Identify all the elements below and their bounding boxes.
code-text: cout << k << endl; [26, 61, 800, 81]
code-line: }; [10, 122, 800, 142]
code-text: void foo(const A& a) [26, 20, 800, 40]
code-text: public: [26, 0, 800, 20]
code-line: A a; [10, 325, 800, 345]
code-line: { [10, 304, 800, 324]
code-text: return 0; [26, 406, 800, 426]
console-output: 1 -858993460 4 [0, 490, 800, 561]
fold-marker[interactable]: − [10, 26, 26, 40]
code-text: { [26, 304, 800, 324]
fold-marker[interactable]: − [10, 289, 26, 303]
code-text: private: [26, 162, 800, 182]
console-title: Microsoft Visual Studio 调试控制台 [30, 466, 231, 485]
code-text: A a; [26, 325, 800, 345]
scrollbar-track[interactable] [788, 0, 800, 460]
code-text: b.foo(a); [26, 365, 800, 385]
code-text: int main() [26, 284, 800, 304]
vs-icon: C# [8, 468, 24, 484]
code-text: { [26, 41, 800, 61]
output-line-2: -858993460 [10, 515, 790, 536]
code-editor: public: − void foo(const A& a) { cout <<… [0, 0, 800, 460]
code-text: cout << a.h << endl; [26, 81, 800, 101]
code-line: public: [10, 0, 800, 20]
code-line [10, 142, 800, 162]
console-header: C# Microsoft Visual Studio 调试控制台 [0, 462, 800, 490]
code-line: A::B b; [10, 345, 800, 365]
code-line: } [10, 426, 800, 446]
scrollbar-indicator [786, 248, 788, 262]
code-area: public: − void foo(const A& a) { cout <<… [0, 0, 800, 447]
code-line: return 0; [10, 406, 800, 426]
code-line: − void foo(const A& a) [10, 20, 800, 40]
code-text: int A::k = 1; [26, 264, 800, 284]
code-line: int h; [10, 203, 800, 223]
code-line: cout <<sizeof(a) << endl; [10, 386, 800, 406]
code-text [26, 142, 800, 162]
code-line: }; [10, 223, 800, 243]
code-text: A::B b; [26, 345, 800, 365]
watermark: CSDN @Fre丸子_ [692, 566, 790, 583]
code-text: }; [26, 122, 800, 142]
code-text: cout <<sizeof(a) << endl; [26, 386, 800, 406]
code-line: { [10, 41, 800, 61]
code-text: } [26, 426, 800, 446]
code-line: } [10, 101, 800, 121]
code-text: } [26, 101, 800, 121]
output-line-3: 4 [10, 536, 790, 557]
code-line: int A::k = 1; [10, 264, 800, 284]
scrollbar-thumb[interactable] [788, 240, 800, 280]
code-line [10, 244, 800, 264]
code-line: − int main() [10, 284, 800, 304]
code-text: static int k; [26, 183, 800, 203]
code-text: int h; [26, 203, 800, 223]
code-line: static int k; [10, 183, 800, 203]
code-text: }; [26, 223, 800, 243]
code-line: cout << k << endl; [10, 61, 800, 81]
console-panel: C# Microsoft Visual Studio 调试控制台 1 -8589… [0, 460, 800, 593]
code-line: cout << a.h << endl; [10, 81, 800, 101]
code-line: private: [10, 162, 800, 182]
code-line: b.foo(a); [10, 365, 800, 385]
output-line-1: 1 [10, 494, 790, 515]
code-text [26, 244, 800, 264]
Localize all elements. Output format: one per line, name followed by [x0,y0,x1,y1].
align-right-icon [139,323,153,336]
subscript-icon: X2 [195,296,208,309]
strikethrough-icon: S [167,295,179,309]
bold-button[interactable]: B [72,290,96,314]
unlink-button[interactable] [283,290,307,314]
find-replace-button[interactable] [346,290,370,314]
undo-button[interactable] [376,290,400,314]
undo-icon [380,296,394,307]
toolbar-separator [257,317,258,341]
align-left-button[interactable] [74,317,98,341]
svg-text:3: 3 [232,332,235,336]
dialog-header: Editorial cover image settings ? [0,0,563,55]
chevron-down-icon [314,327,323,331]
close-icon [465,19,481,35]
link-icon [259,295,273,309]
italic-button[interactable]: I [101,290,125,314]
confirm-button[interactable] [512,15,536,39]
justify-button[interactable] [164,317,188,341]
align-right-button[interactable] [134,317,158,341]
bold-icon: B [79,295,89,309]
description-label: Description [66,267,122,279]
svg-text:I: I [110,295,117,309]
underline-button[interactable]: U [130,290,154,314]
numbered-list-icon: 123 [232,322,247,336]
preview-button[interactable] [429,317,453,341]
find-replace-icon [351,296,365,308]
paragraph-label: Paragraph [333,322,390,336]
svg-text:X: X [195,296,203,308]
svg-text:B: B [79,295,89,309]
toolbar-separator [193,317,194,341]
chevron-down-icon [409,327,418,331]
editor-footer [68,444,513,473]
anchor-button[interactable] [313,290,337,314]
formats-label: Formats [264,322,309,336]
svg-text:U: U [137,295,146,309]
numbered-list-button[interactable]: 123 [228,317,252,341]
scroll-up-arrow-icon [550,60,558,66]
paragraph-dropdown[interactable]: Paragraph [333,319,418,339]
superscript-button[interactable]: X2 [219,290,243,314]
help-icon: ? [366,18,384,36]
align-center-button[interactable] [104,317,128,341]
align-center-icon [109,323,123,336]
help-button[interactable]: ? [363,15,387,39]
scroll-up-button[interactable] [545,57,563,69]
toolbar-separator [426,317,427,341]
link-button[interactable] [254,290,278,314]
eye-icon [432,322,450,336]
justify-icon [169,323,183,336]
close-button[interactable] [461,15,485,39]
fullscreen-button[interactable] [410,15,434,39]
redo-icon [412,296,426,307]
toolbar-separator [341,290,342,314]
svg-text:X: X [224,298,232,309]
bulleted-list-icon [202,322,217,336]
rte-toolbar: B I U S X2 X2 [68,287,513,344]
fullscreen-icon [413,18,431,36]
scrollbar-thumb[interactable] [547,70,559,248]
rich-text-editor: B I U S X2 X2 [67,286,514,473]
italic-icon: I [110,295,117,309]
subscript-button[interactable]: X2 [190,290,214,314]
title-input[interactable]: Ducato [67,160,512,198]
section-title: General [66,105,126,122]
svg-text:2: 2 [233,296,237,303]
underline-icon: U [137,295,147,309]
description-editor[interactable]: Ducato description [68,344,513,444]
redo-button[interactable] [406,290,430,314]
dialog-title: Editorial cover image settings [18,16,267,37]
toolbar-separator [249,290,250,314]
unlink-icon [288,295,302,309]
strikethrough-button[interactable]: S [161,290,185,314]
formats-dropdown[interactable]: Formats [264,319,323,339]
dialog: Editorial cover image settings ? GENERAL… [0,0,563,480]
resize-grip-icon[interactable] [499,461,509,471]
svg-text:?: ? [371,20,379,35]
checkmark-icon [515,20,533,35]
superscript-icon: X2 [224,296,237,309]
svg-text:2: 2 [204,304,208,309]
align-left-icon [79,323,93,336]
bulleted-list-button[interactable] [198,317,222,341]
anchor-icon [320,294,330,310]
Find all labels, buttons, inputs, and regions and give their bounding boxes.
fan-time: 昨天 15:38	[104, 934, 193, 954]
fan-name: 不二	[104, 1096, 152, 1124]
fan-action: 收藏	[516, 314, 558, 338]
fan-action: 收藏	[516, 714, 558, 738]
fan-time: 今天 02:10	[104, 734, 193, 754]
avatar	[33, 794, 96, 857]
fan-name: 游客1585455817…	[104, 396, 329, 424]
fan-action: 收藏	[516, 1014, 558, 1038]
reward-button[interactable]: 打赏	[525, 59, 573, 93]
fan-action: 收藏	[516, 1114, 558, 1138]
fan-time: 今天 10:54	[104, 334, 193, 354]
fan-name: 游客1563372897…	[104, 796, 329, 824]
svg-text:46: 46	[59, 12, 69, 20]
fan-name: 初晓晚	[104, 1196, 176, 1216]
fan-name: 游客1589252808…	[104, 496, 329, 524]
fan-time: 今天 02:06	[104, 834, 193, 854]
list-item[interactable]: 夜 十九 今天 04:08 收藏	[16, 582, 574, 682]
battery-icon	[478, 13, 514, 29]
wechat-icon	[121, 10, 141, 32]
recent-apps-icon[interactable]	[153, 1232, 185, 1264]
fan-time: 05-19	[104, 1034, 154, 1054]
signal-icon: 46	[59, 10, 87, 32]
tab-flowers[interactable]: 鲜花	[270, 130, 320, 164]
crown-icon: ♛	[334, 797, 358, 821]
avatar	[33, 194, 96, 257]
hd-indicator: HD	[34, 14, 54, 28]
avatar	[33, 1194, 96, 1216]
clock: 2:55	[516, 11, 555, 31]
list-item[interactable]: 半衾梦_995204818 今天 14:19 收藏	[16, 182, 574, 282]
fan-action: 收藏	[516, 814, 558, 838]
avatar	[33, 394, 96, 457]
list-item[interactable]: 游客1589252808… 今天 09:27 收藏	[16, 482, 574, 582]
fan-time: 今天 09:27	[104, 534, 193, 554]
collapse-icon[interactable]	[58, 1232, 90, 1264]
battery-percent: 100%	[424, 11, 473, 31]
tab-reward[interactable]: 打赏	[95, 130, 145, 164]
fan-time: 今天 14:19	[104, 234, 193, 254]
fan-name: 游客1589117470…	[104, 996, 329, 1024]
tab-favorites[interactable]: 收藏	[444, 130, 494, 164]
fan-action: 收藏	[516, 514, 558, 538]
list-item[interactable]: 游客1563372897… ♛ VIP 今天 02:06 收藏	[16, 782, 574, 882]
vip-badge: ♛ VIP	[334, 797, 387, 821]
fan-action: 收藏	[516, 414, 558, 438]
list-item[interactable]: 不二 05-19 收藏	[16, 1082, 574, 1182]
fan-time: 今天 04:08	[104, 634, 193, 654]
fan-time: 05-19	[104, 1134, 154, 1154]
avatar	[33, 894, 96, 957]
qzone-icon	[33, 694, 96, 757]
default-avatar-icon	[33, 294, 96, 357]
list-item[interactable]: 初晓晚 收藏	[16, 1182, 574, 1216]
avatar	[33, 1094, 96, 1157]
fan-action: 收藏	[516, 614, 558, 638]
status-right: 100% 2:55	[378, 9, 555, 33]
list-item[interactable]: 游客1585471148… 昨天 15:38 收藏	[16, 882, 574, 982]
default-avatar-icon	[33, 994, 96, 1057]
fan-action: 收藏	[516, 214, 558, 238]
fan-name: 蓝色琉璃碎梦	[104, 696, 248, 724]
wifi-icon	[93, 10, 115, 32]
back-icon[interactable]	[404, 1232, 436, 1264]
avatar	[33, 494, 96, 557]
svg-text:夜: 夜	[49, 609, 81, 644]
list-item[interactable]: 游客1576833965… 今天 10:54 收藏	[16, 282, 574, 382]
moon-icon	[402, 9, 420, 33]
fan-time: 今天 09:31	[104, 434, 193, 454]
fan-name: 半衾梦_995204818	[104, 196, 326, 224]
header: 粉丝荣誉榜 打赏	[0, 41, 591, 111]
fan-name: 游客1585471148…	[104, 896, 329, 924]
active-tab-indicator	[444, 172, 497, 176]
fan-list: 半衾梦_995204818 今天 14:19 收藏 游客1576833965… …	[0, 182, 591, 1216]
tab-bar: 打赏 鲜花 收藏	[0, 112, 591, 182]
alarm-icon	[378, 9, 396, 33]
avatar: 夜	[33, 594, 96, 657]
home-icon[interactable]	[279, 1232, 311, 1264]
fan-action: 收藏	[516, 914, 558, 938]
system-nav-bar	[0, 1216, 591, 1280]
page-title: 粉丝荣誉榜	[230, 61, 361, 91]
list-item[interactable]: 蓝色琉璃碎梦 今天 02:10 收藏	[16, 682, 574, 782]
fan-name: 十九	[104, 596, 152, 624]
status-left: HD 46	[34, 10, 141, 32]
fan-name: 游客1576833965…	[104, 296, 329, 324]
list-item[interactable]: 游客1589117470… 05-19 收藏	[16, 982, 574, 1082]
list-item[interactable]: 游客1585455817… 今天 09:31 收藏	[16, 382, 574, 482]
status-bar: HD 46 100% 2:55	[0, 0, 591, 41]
- - - - - - -
Aim of the task: Give the data from its first line through the line containing "[10, 304, 800, 324]", both included, as a JSON list of strings with one string per line and blank lines left out.

Answer for the task:
[
  "Identify all the elements below and their bounding boxes.",
  "code-text: cout << k << endl; [26, 61, 800, 81]",
  "code-line: }; [10, 122, 800, 142]",
  "code-text: void foo(const A& a) [26, 20, 800, 40]",
  "code-text: public: [26, 0, 800, 20]",
  "code-line: A a; [10, 325, 800, 345]",
  "code-line: { [10, 304, 800, 324]"
]